# Provided information:
<<<<

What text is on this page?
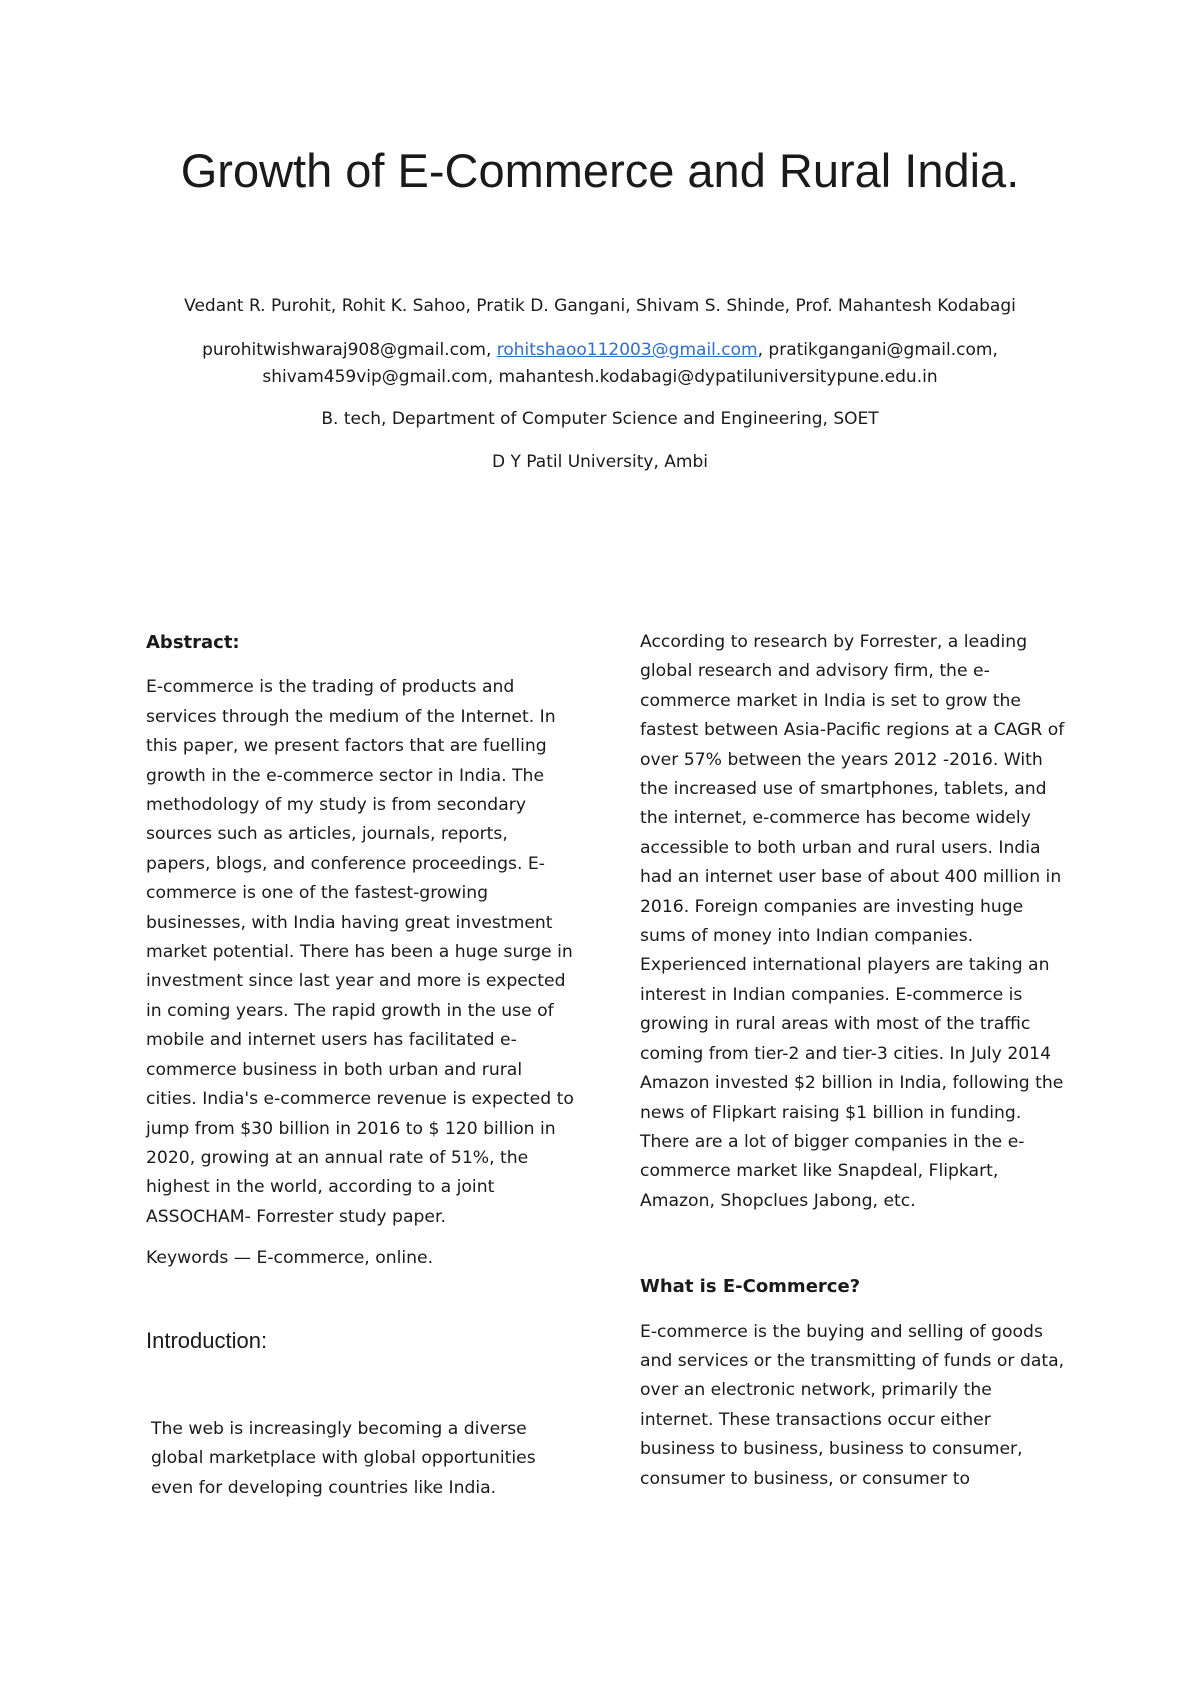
Growth of E-Commerce and Rural India.

Vedant R. Purohit, Rohit K. Sahoo, Pratik D. Gangani, Shivam S. Shinde, Prof. Mahantesh Kodabagi

purohitwishwaraj908@gmail.com, rohitshaoo112003@gmail.com, pratikgangani@gmail.com,
shivam459vip@gmail.com, mahantesh.kodabagi@dypatiluniversitypune.edu.in

B. tech, Department of Computer Science and Engineering, SOET

D Y Patil University, Ambi

Abstract:

E-commerce is the trading of products and services through the medium of the Internet. In this paper, we present factors that are fuelling growth in the e-commerce sector in India. The methodology of my study is from secondary sources such as articles, journals, reports, papers, blogs, and conference proceedings. E-commerce is one of the fastest-growing businesses, with India having great investment market potential. There has been a huge surge in investment since last year and more is expected in coming years. The rapid growth in the use of mobile and internet users has facilitated e-commerce business in both urban and rural cities. India's e-commerce revenue is expected to jump from $30 billion in 2016 to $ 120 billion in 2020, growing at an annual rate of 51%, the highest in the world, according to a joint ASSOCHAM- Forrester study paper.

Keywords — E-commerce, online.

Introduction:

The web is increasingly becoming a diverse global marketplace with global opportunities even for developing countries like India.

According to research by Forrester, a leading global research and advisory firm, the e-commerce market in India is set to grow the fastest between Asia-Pacific regions at a CAGR of over 57% between the years 2012 -2016. With the increased use of smartphones, tablets, and the internet, e-commerce has become widely accessible to both urban and rural users. India had an internet user base of about 400 million in 2016. Foreign companies are investing huge sums of money into Indian companies. Experienced international players are taking an interest in Indian companies. E-commerce is growing in rural areas with most of the traffic coming from tier-2 and tier-3 cities. In July 2014 Amazon invested $2 billion in India, following the news of Flipkart raising $1 billion in funding. There are a lot of bigger companies in the e-commerce market like Snapdeal, Flipkart, Amazon, Shopclues Jabong, etc.

What is E-Commerce?

E-commerce is the buying and selling of goods and services or the transmitting of funds or data, over an electronic network, primarily the internet. These transactions occur either business to business, business to consumer, consumer to business, or consumer to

>>>>

# Task brief:
Print the listing above in full, exactly as written. Omit any pictures.

# Full output:
What text is on this page?
Growth of E-Commerce and Rural India.

Vedant R. Purohit, Rohit K. Sahoo, Pratik D. Gangani, Shivam S. Shinde, Prof. Mahantesh Kodabagi

purohitwishwaraj908@gmail.com, rohitshaoo112003@gmail.com, pratikgangani@gmail.com,
shivam459vip@gmail.com, mahantesh.kodabagi@dypatiluniversitypune.edu.in

B. tech, Department of Computer Science and Engineering, SOET

D Y Patil University, Ambi

Abstract:

E-commerce is the trading of products and services through the medium of the Internet. In this paper, we present factors that are fuelling growth in the e-commerce sector in India. The methodology of my study is from secondary sources such as articles, journals, reports, papers, blogs, and conference proceedings. E-commerce is one of the fastest-growing businesses, with India having great investment market potential. There has been a huge surge in investment since last year and more is expected in coming years. The rapid growth in the use of mobile and internet users has facilitated e-commerce business in both urban and rural cities. India's e-commerce revenue is expected to jump from $30 billion in 2016 to $ 120 billion in 2020, growing at an annual rate of 51%, the highest in the world, according to a joint ASSOCHAM- Forrester study paper.

Keywords — E-commerce, online.

Introduction:

The web is increasingly becoming a diverse global marketplace with global opportunities even for developing countries like India.

According to research by Forrester, a leading global research and advisory firm, the e-commerce market in India is set to grow the fastest between Asia-Pacific regions at a CAGR of over 57% between the years 2012 -2016. With the increased use of smartphones, tablets, and the internet, e-commerce has become widely accessible to both urban and rural users. India had an internet user base of about 400 million in 2016. Foreign companies are investing huge sums of money into Indian companies. Experienced international players are taking an interest in Indian companies. E-commerce is growing in rural areas with most of the traffic coming from tier-2 and tier-3 cities. In July 2014 Amazon invested $2 billion in India, following the news of Flipkart raising $1 billion in funding. There are a lot of bigger companies in the e-commerce market like Snapdeal, Flipkart, Amazon, Shopclues Jabong, etc.

What is E-Commerce?

E-commerce is the buying and selling of goods and services or the transmitting of funds or data, over an electronic network, primarily the internet. These transactions occur either business to business, business to consumer, consumer to business, or consumer to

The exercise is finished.